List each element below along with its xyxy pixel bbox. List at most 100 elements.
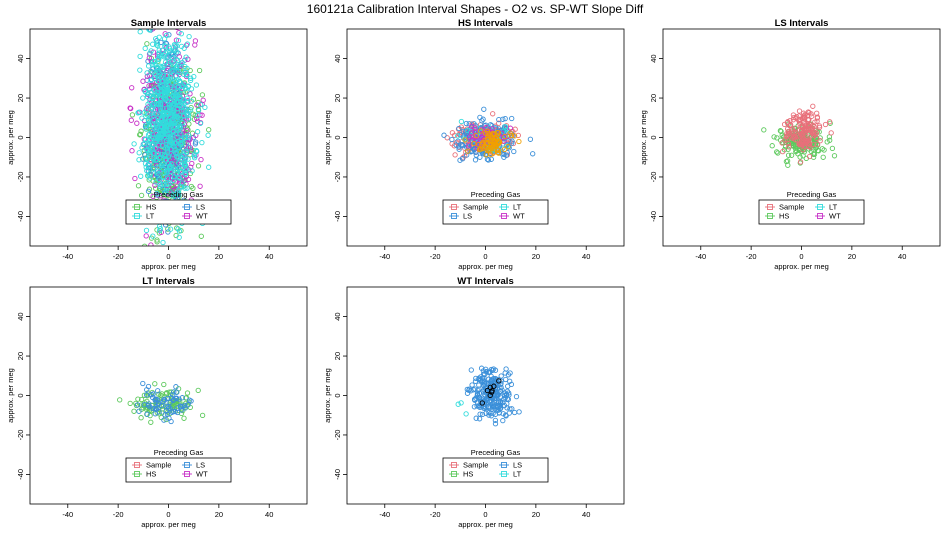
data-point — [196, 164, 200, 168]
legend-entry-label: WT — [196, 212, 208, 221]
y-tick-label: 0 — [333, 135, 342, 139]
data-point — [453, 153, 457, 157]
x-tick-label: -40 — [62, 252, 73, 261]
x-tick-label: -40 — [379, 252, 390, 261]
data-point — [143, 46, 147, 50]
legend-entry-label: Sample — [146, 461, 171, 470]
x-tick-label: -20 — [430, 510, 441, 519]
legend-entry-label: Sample — [463, 203, 488, 212]
data-point — [470, 383, 474, 387]
x-tick-label: -20 — [430, 252, 441, 261]
x-tick-label: 0 — [483, 252, 487, 261]
data-point — [157, 48, 161, 52]
x-tick-label: 20 — [848, 252, 856, 261]
data-point — [135, 121, 139, 125]
legend-entry-label: Sample — [463, 461, 488, 470]
legend-box — [443, 200, 548, 224]
data-point — [139, 416, 143, 420]
data-point — [153, 382, 157, 386]
data-point — [195, 130, 199, 134]
y-axis-label: approx. per meg — [639, 110, 648, 165]
data-point — [203, 105, 207, 109]
x-tick-label: 20 — [532, 510, 540, 519]
legend-box — [443, 458, 548, 482]
panel-title: Sample Intervals — [131, 18, 207, 29]
y-tick-label: 20 — [16, 94, 25, 102]
panel-title: LT Intervals — [142, 276, 195, 287]
legend-entry-label: LS — [196, 203, 205, 212]
data-point — [199, 157, 203, 161]
x-tick-label: -20 — [113, 510, 124, 519]
data-point — [138, 68, 142, 72]
data-point — [163, 247, 167, 251]
data-point — [161, 240, 165, 244]
data-point — [144, 234, 148, 238]
data-point — [514, 394, 518, 398]
legend-entry-label: HS — [779, 212, 789, 221]
data-point — [207, 165, 211, 169]
points-group — [118, 381, 205, 424]
data-point — [132, 142, 136, 146]
data-point — [776, 151, 780, 155]
data-point — [504, 377, 508, 381]
y-tick-label: -20 — [649, 172, 658, 183]
x-tick-label: 40 — [265, 252, 273, 261]
x-tick-label: -40 — [62, 510, 73, 519]
legend-box — [759, 200, 864, 224]
panel-title: WT Intervals — [457, 276, 514, 287]
data-point — [178, 248, 182, 252]
y-tick-label: 40 — [16, 312, 25, 320]
y-tick-label: 0 — [649, 135, 658, 139]
y-tick-label: 40 — [333, 312, 342, 320]
legend-title: Preceding Gas — [154, 448, 204, 457]
y-axis-label: approx. per meg — [323, 368, 332, 423]
y-tick-label: -40 — [333, 469, 342, 480]
x-tick-label: 0 — [799, 252, 803, 261]
data-point — [442, 133, 446, 137]
panel-title: HS Intervals — [458, 18, 513, 29]
points-group — [762, 104, 837, 167]
y-tick-label: 40 — [16, 54, 25, 62]
x-tick-label: 20 — [532, 252, 540, 261]
y-tick-label: 0 — [16, 135, 25, 139]
y-tick-label: -40 — [16, 211, 25, 222]
x-tick-label: -40 — [379, 510, 390, 519]
legend-entry-label: WT — [829, 212, 841, 221]
x-tick-label: -20 — [113, 252, 124, 261]
legend-entry-label: LS — [463, 212, 472, 221]
x-axis-label: approx. per meg — [458, 262, 513, 271]
data-point — [478, 155, 482, 159]
legend-box — [126, 200, 231, 224]
x-tick-label: -20 — [746, 252, 757, 261]
data-point — [198, 184, 202, 188]
data-point — [168, 227, 172, 231]
x-tick-label: 20 — [215, 252, 223, 261]
legend-entry-label: LS — [513, 461, 522, 470]
figure-title: 160121a Calibration Interval Shapes - O2… — [307, 2, 644, 16]
legend-entry-label: LT — [513, 203, 522, 212]
x-tick-label: -40 — [695, 252, 706, 261]
data-point — [130, 86, 134, 90]
legend-entry-label: Sample — [779, 203, 804, 212]
data-point — [150, 7, 154, 11]
x-tick-label: 0 — [166, 252, 170, 261]
y-axis-label: approx. per meg — [6, 368, 15, 423]
data-point — [139, 193, 143, 197]
legend-entry-label: HS — [146, 203, 156, 212]
data-point — [141, 381, 145, 385]
legend-entry-label: LT — [146, 212, 155, 221]
legend-title: Preceding Gas — [471, 190, 521, 199]
data-point — [200, 93, 204, 97]
y-tick-label: 20 — [333, 352, 342, 360]
x-axis-label: approx. per meg — [458, 520, 513, 529]
data-point — [206, 133, 210, 137]
y-tick-label: -20 — [333, 430, 342, 441]
data-point — [200, 413, 204, 417]
data-point — [829, 131, 833, 135]
data-point — [762, 128, 766, 132]
data-point — [772, 135, 776, 139]
data-point — [823, 122, 827, 126]
y-tick-label: -40 — [16, 469, 25, 480]
legend-entry-label: WT — [196, 470, 208, 479]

### WHAT TO PRODUCE
Rewrite the rows above as a numbered list, starting at the line that has "data-point — [196, 164, 200, 168]" and stopping after the line that has "data-point — [143, 46, 147, 50]", with any blank lines left out.

### WRITTEN RESPONSE
1. data-point — [196, 164, 200, 168]
2. legend-entry-label: WT — [196, 212, 208, 221]
3. y-tick-label: 0 — [333, 135, 342, 139]
4. data-point — [453, 153, 457, 157]
5. x-tick-label: -40 — [62, 252, 73, 261]
6. x-tick-label: -40 — [379, 252, 390, 261]
7. data-point — [143, 46, 147, 50]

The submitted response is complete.